**What the exercise asks:**
Give an exact transcription of every line, dropping the images.

**Extracted data:**
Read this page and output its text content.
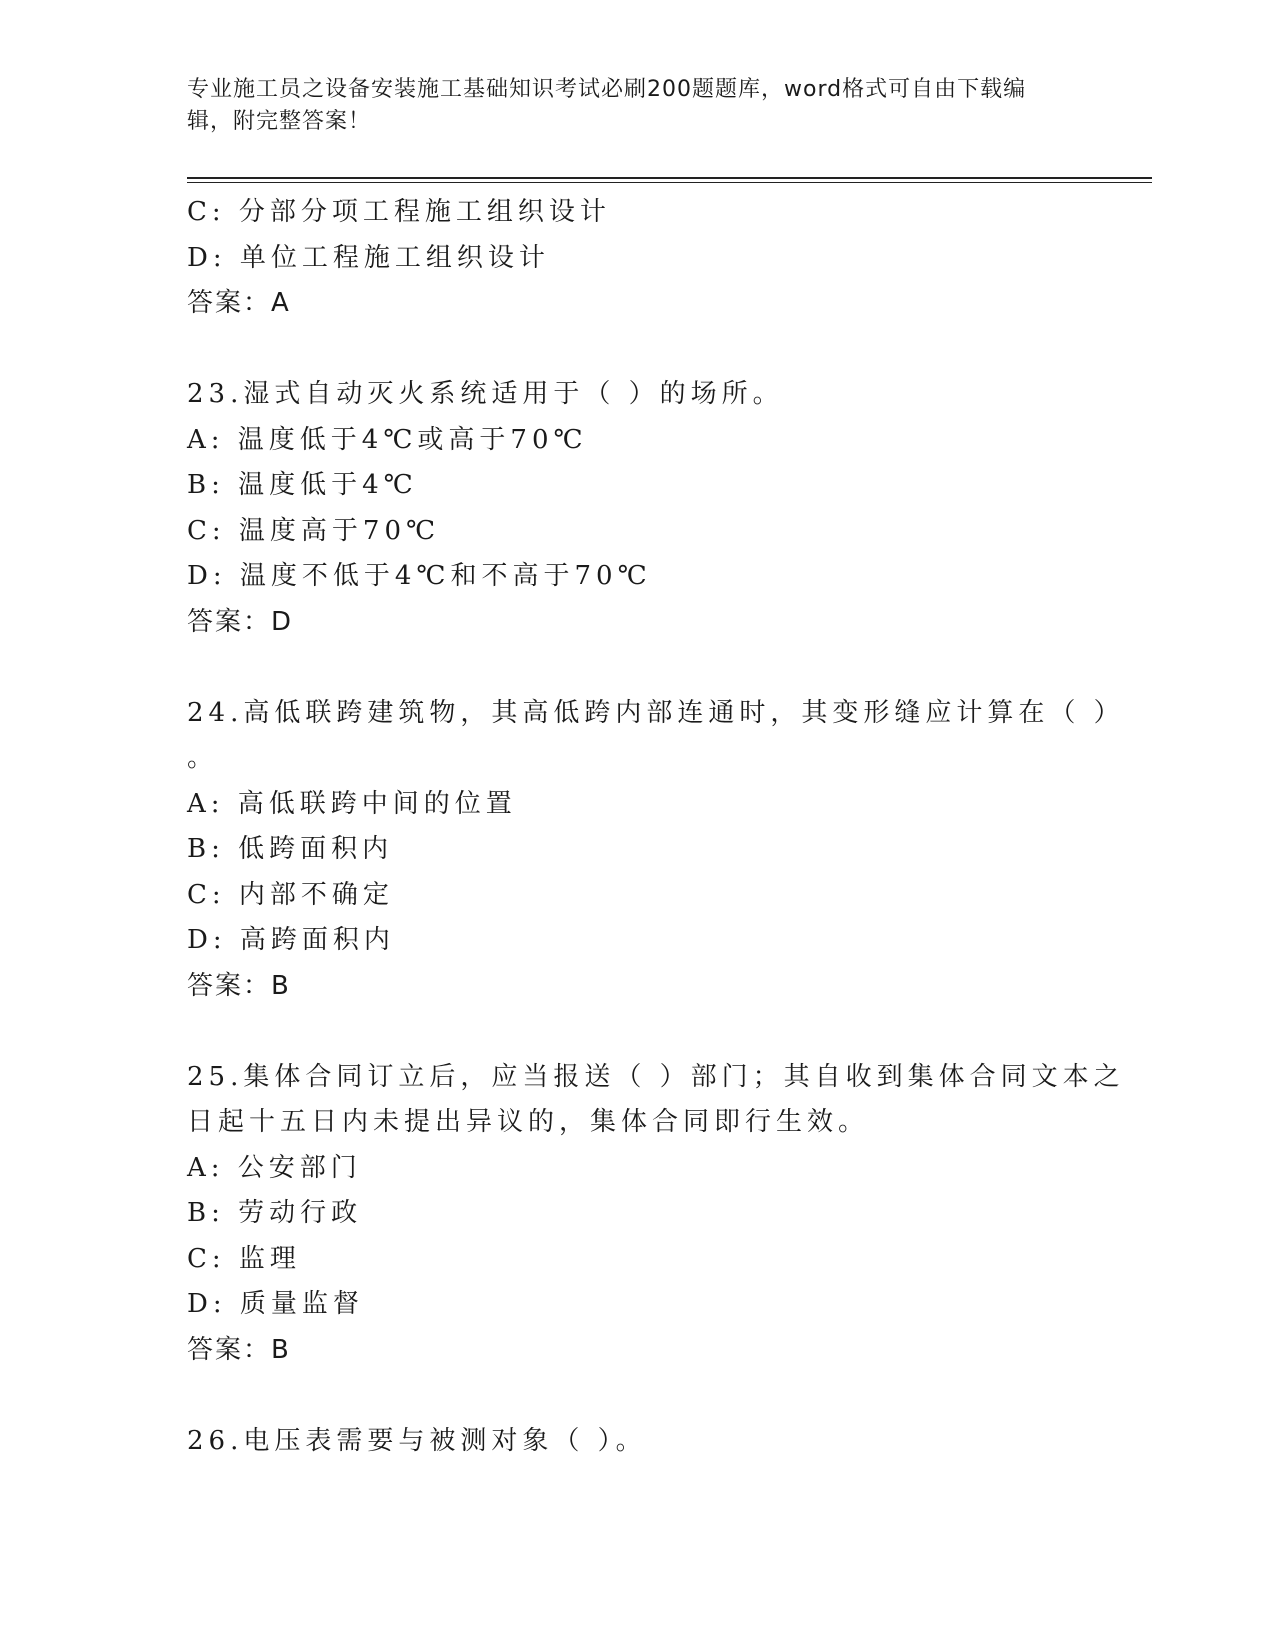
专业施工员之设备安装施工基础知识考试必刷200题题库，word格式可自由下载编辑，附完整答案！
C: 分部分项工程施工组织设计
D: 单位工程施工组织设计
答案：A
23.湿式自动灭火系统适用于（ ）的场所。
A: 温度低于4℃或高于70℃
B: 温度低于4℃
C: 温度高于70℃
D: 温度不低于4℃和不高于70℃
答案：D
24.高低联跨建筑物，其高低跨内部连通时，其变形缝应计算在（ ）
。
A: 高低联跨中间的位置
B: 低跨面积内
C: 内部不确定
D: 高跨面积内
答案：B
25.集体合同订立后，应当报送（ ）部门；其自收到集体合同文本之
日起十五日内未提出异议的，集体合同即行生效。
A: 公安部门
B: 劳动行政
C: 监理
D: 质量监督
答案：B
26.电压表需要与被测对象（ ）。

**Answer to this exercise:**
Read this page and output its text content.
专业施工员之设备安装施工基础知识考试必刷200题题库，word格式可自由下载编辑，附完整答案！
C: 分部分项工程施工组织设计
D: 单位工程施工组织设计
答案：A
23.湿式自动灭火系统适用于（ ）的场所。
A: 温度低于4℃或高于70℃
B: 温度低于4℃
C: 温度高于70℃
D: 温度不低于4℃和不高于70℃
答案：D
24.高低联跨建筑物，其高低跨内部连通时，其变形缝应计算在（ ）
。
A: 高低联跨中间的位置
B: 低跨面积内
C: 内部不确定
D: 高跨面积内
答案：B
25.集体合同订立后，应当报送（ ）部门；其自收到集体合同文本之
日起十五日内未提出异议的，集体合同即行生效。
A: 公安部门
B: 劳动行政
C: 监理
D: 质量监督
答案：B
26.电压表需要与被测对象（ ）。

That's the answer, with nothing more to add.